OBJECTIVE:
Write out the lines from the line containing "Output the text content of this document." through the final line of the listing below, exactly, omitting every other line.

WORKING DATA:

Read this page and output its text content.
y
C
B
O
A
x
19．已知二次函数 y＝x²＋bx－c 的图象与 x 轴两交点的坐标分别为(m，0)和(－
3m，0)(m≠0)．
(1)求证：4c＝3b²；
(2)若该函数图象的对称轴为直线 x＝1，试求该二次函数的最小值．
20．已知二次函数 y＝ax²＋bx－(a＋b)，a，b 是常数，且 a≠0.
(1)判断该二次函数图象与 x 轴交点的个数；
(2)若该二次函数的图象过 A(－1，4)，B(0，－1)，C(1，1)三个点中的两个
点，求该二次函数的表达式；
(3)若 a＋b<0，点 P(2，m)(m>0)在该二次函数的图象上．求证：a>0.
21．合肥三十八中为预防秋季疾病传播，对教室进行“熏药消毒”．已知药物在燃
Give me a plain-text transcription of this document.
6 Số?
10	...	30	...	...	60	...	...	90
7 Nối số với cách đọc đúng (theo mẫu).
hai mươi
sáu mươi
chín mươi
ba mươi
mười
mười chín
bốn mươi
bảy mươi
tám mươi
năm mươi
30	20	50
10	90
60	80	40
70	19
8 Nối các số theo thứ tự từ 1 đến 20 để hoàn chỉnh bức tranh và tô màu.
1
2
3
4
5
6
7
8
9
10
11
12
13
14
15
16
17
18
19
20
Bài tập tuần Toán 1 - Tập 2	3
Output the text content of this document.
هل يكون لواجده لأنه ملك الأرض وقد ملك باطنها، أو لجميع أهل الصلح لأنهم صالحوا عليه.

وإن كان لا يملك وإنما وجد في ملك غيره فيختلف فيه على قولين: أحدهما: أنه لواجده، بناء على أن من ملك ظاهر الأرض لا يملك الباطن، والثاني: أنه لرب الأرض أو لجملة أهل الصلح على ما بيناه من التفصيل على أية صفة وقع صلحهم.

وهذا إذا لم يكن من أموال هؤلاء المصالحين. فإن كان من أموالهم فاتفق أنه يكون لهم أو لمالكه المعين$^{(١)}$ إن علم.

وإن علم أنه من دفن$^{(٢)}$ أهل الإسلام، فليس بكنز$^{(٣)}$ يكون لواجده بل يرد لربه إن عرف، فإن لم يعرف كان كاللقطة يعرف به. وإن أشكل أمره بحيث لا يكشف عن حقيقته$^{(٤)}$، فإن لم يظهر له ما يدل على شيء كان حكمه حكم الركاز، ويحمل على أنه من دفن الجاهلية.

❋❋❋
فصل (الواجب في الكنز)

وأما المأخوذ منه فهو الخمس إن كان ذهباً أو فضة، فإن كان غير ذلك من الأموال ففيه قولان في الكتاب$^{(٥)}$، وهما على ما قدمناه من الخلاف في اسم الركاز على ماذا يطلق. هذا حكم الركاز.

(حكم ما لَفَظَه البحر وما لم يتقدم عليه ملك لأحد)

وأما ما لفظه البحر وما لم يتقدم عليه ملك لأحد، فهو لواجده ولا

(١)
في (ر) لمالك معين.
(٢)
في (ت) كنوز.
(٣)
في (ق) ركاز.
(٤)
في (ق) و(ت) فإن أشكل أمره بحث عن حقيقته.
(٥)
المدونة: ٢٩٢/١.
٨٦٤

OUTPUT BELOW:
Output the text content of this document.
هل يكون لواجده لأنه ملك الأرض وقد ملك باطنها، أو لجميع أهل الصلح لأنهم صالحوا عليه.

وإن كان لا يملك وإنما وجد في ملك غيره فيختلف فيه على قولين: أحدهما: أنه لواجده، بناء على أن من ملك ظاهر الأرض لا يملك الباطن، والثاني: أنه لرب الأرض أو لجملة أهل الصلح على ما بيناه من التفصيل على أية صفة وقع صلحهم.

وهذا إذا لم يكن من أموال هؤلاء المصالحين. فإن كان من أموالهم فاتفق أنه يكون لهم أو لمالكه المعين$^{(١)}$ إن علم.

وإن علم أنه من دفن$^{(٢)}$ أهل الإسلام، فليس بكنز$^{(٣)}$ يكون لواجده بل يرد لربه إن عرف، فإن لم يعرف كان كاللقطة يعرف به. وإن أشكل أمره بحيث لا يكشف عن حقيقته$^{(٤)}$، فإن لم يظهر له ما يدل على شيء كان حكمه حكم الركاز، ويحمل على أنه من دفن الجاهلية.

❋❋❋
فصل (الواجب في الكنز)

وأما المأخوذ منه فهو الخمس إن كان ذهباً أو فضة، فإن كان غير ذلك من الأموال ففيه قولان في الكتاب$^{(٥)}$، وهما على ما قدمناه من الخلاف في اسم الركاز على ماذا يطلق. هذا حكم الركاز.

(حكم ما لَفَظَه البحر وما لم يتقدم عليه ملك لأحد)

وأما ما لفظه البحر وما لم يتقدم عليه ملك لأحد، فهو لواجده ولا

(١)
في (ر) لمالك معين.
(٢)
في (ت) كنوز.
(٣)
في (ق) ركاز.
(٤)
في (ق) و(ت) فإن أشكل أمره بحث عن حقيقته.
(٥)
المدونة: ٢٩٢/١.
٨٦٤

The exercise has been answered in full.